| Stated problem |
Wherever the string "series" appears in a line, extract that line.

-=-=-

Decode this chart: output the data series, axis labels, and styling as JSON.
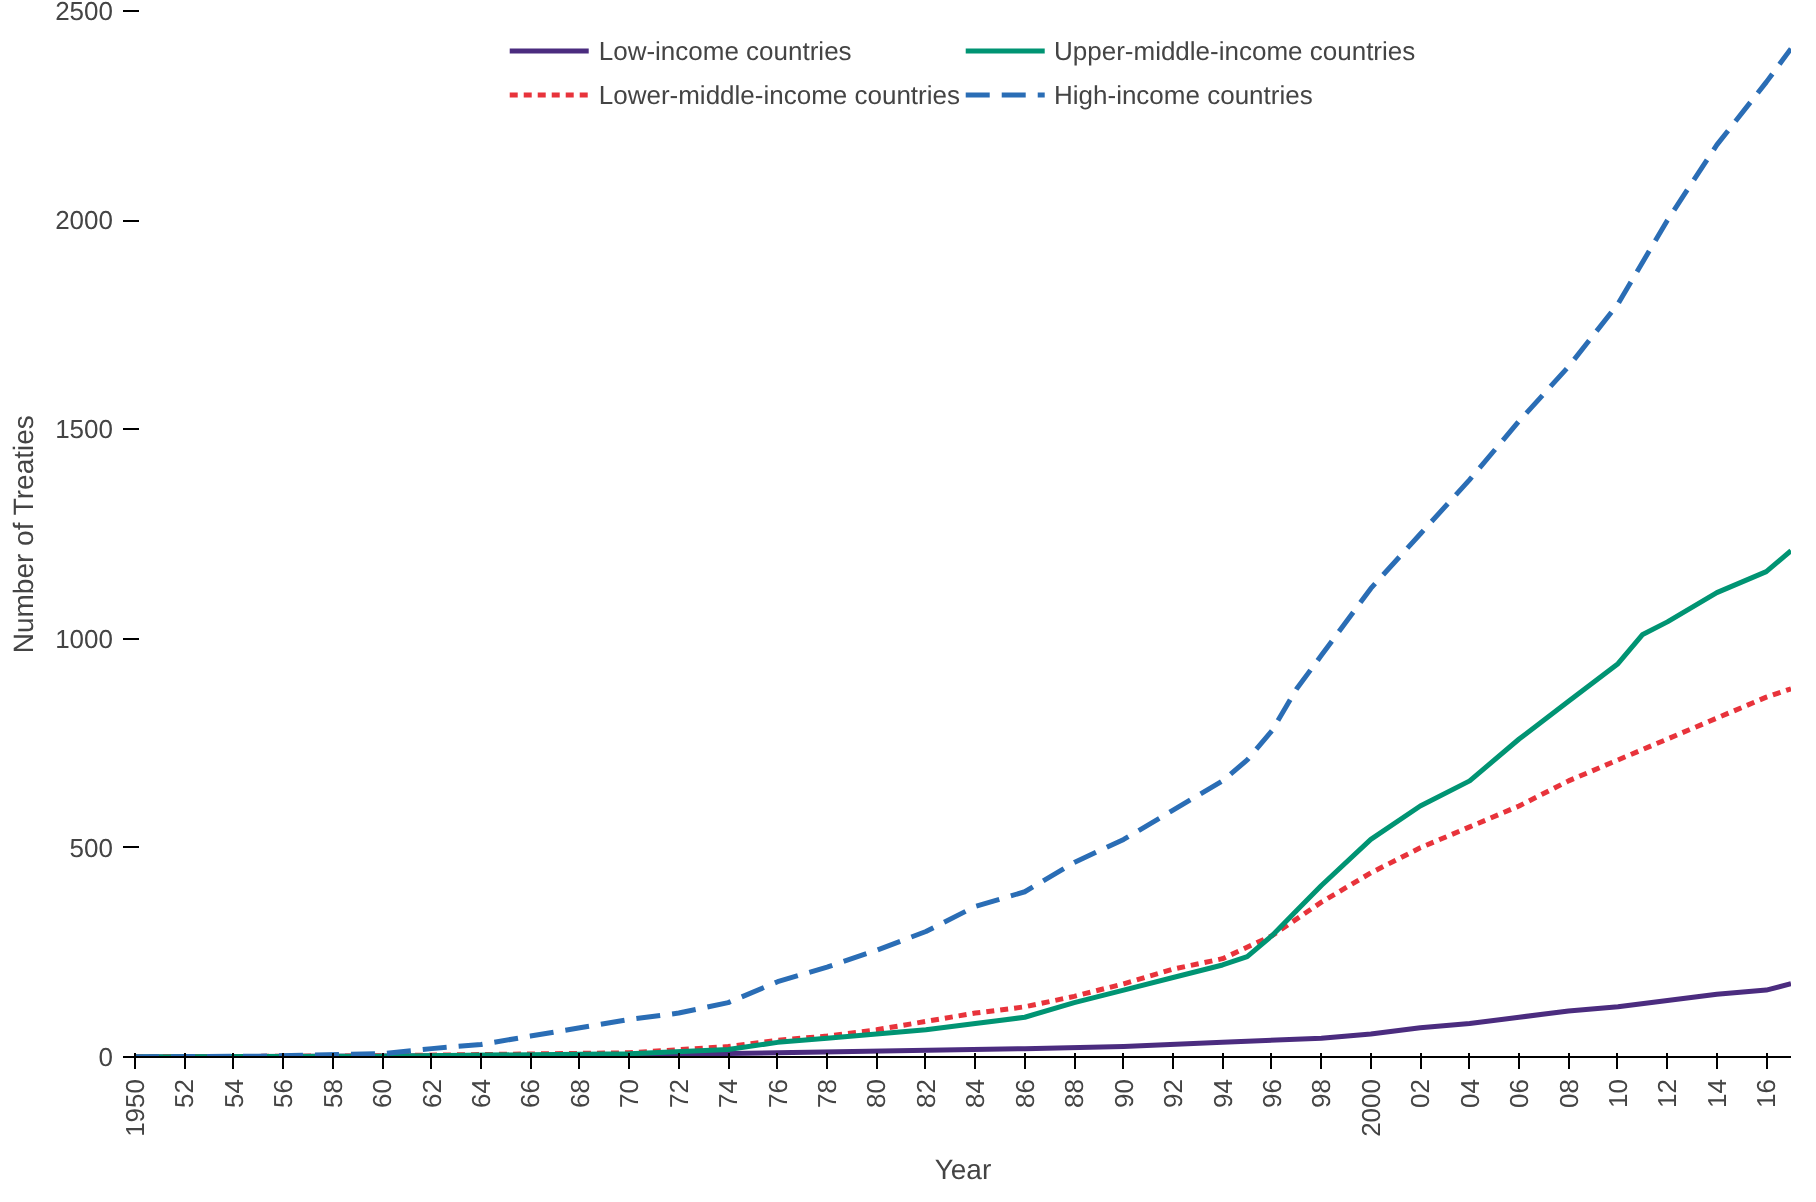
{
  "chart_data": {
    "type": "line",
    "xlabel": "Year",
    "ylabel": "Number of Treaties",
    "xlim": [
      1950,
      2017
    ],
    "ylim": [
      0,
      2500
    ],
    "xticks": [
      {
        "value": 1950,
        "label": "1950"
      },
      {
        "value": 1952,
        "label": "52"
      },
      {
        "value": 1954,
        "label": "54"
      },
      {
        "value": 1956,
        "label": "56"
      },
      {
        "value": 1958,
        "label": "58"
      },
      {
        "value": 1960,
        "label": "60"
      },
      {
        "value": 1962,
        "label": "62"
      },
      {
        "value": 1964,
        "label": "64"
      },
      {
        "value": 1966,
        "label": "66"
      },
      {
        "value": 1968,
        "label": "68"
      },
      {
        "value": 1970,
        "label": "70"
      },
      {
        "value": 1972,
        "label": "72"
      },
      {
        "value": 1974,
        "label": "74"
      },
      {
        "value": 1976,
        "label": "76"
      },
      {
        "value": 1978,
        "label": "78"
      },
      {
        "value": 1980,
        "label": "80"
      },
      {
        "value": 1982,
        "label": "82"
      },
      {
        "value": 1984,
        "label": "84"
      },
      {
        "value": 1986,
        "label": "86"
      },
      {
        "value": 1988,
        "label": "88"
      },
      {
        "value": 1990,
        "label": "90"
      },
      {
        "value": 1992,
        "label": "92"
      },
      {
        "value": 1994,
        "label": "94"
      },
      {
        "value": 1996,
        "label": "96"
      },
      {
        "value": 1998,
        "label": "98"
      },
      {
        "value": 2000,
        "label": "2000"
      },
      {
        "value": 2002,
        "label": "02"
      },
      {
        "value": 2004,
        "label": "04"
      },
      {
        "value": 2006,
        "label": "06"
      },
      {
        "value": 2008,
        "label": "08"
      },
      {
        "value": 2010,
        "label": "10"
      },
      {
        "value": 2012,
        "label": "12"
      },
      {
        "value": 2014,
        "label": "14"
      },
      {
        "value": 2016,
        "label": "16"
      }
    ],
    "yticks": [
      0,
      500,
      1000,
      1500,
      2000,
      2500
    ],
    "grid": false,
    "legend": "top",
    "marker": "none",
    "series": [
      {
        "name": "Low-income countries",
        "color": "#4b2c7f",
        "line_style": "solid",
        "x": [
          1950,
          1970,
          1976,
          1986,
          1990,
          1994,
          1998,
          2000,
          2002,
          2004,
          2006,
          2008,
          2010,
          2012,
          2014,
          2016,
          2017
        ],
        "values": [
          0,
          5,
          10,
          20,
          25,
          35,
          45,
          55,
          70,
          80,
          95,
          110,
          120,
          135,
          150,
          160,
          175
        ]
      },
      {
        "name": "Lower-middle-income countries",
        "color": "#e8333b",
        "line_style": "dotted",
        "x": [
          1950,
          1960,
          1970,
          1974,
          1976,
          1978,
          1980,
          1982,
          1984,
          1986,
          1988,
          1990,
          1992,
          1994,
          1996,
          1998,
          2000,
          2002,
          2004,
          2006,
          2008,
          2010,
          2012,
          2014,
          2016,
          2017
        ],
        "values": [
          0,
          3,
          10,
          25,
          40,
          50,
          65,
          85,
          105,
          120,
          145,
          175,
          210,
          235,
          290,
          370,
          440,
          500,
          550,
          600,
          660,
          710,
          760,
          810,
          860,
          880
        ]
      },
      {
        "name": "Upper-middle-income countries",
        "color": "#009473",
        "line_style": "solid",
        "x": [
          1950,
          1960,
          1970,
          1974,
          1976,
          1978,
          1980,
          1982,
          1984,
          1986,
          1988,
          1990,
          1992,
          1994,
          1995,
          1996,
          1997,
          1998,
          2000,
          2002,
          2004,
          2006,
          2008,
          2010,
          2011,
          2012,
          2014,
          2016,
          2017
        ],
        "values": [
          0,
          2,
          8,
          18,
          35,
          45,
          55,
          65,
          80,
          95,
          130,
          160,
          190,
          220,
          240,
          290,
          350,
          410,
          520,
          600,
          660,
          760,
          850,
          940,
          1010,
          1040,
          1110,
          1160,
          1210
        ]
      },
      {
        "name": "High-income countries",
        "color": "#2a6db5",
        "line_style": "dashed",
        "x": [
          1950,
          1955,
          1960,
          1962,
          1964,
          1966,
          1968,
          1970,
          1972,
          1974,
          1976,
          1978,
          1980,
          1982,
          1984,
          1986,
          1988,
          1990,
          1992,
          1994,
          1995,
          1996,
          1997,
          1998,
          2000,
          2002,
          2004,
          2006,
          2008,
          2010,
          2012,
          2014,
          2016,
          2017
        ],
        "values": [
          0,
          2,
          8,
          20,
          30,
          50,
          70,
          90,
          105,
          130,
          180,
          215,
          255,
          300,
          360,
          395,
          465,
          520,
          590,
          660,
          710,
          780,
          880,
          960,
          1120,
          1250,
          1380,
          1520,
          1650,
          1800,
          2000,
          2180,
          2330,
          2410
        ]
      }
    ]
  }
}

-=-=-

| Solution to the exercise |
Decode this chart: output the data series, axis labels, and styling as JSON.
    "series": [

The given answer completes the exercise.